(Records from a data source)

▽

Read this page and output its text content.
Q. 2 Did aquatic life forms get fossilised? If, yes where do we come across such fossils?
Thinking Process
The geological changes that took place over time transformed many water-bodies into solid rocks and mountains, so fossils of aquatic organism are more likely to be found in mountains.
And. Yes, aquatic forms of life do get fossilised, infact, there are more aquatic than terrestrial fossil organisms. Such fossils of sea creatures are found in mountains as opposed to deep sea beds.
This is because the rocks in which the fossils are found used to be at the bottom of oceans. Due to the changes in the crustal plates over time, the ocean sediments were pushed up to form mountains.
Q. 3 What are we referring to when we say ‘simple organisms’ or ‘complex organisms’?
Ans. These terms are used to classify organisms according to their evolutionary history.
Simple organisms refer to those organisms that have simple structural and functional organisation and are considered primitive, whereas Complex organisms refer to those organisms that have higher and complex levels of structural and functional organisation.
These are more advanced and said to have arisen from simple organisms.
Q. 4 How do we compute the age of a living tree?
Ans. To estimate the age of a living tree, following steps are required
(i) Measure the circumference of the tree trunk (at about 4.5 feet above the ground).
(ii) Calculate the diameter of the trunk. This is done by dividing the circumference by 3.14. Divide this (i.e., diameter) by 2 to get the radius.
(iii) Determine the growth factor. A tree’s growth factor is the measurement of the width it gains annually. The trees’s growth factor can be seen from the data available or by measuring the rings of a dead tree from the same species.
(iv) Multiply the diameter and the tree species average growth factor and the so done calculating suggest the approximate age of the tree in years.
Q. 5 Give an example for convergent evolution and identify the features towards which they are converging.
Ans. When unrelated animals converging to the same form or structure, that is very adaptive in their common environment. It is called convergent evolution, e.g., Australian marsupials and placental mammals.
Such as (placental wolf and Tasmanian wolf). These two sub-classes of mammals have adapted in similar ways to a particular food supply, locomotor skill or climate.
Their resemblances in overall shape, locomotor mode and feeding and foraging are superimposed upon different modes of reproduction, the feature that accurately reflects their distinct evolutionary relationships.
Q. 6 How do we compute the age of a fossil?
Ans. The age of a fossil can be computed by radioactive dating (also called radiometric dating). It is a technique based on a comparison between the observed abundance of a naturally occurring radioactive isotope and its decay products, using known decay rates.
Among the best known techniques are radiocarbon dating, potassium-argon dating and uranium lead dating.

△

## WHAT IS ASKED
Repeat the records above exactly.

## CORRECT RESULT
Read this page and output its text content.
Q. 2 Did aquatic life forms get fossilised? If, yes where do we come across such fossils?
Thinking Process
The geological changes that took place over time transformed many water-bodies into solid rocks and mountains, so fossils of aquatic organism are more likely to be found in mountains.
And. Yes, aquatic forms of life do get fossilised, infact, there are more aquatic than terrestrial fossil organisms. Such fossils of sea creatures are found in mountains as opposed to deep sea beds.
This is because the rocks in which the fossils are found used to be at the bottom of oceans. Due to the changes in the crustal plates over time, the ocean sediments were pushed up to form mountains.
Q. 3 What are we referring to when we say ‘simple organisms’ or ‘complex organisms’?
Ans. These terms are used to classify organisms according to their evolutionary history.
Simple organisms refer to those organisms that have simple structural and functional organisation and are considered primitive, whereas Complex organisms refer to those organisms that have higher and complex levels of structural and functional organisation.
These are more advanced and said to have arisen from simple organisms.
Q. 4 How do we compute the age of a living tree?
Ans. To estimate the age of a living tree, following steps are required
(i) Measure the circumference of the tree trunk (at about 4.5 feet above the ground).
(ii) Calculate the diameter of the trunk. This is done by dividing the circumference by 3.14. Divide this (i.e., diameter) by 2 to get the radius.
(iii) Determine the growth factor. A tree’s growth factor is the measurement of the width it gains annually. The trees’s growth factor can be seen from the data available or by measuring the rings of a dead tree from the same species.
(iv) Multiply the diameter and the tree species average growth factor and the so done calculating suggest the approximate age of the tree in years.
Q. 5 Give an example for convergent evolution and identify the features towards which they are converging.
Ans. When unrelated animals converging to the same form or structure, that is very adaptive in their common environment. It is called convergent evolution, e.g., Australian marsupials and placental mammals.
Such as (placental wolf and Tasmanian wolf). These two sub-classes of mammals have adapted in similar ways to a particular food supply, locomotor skill or climate.
Their resemblances in overall shape, locomotor mode and feeding and foraging are superimposed upon different modes of reproduction, the feature that accurately reflects their distinct evolutionary relationships.
Q. 6 How do we compute the age of a fossil?
Ans. The age of a fossil can be computed by radioactive dating (also called radiometric dating). It is a technique based on a comparison between the observed abundance of a naturally occurring radioactive isotope and its decay products, using known decay rates.
Among the best known techniques are radiocarbon dating, potassium-argon dating and uranium lead dating.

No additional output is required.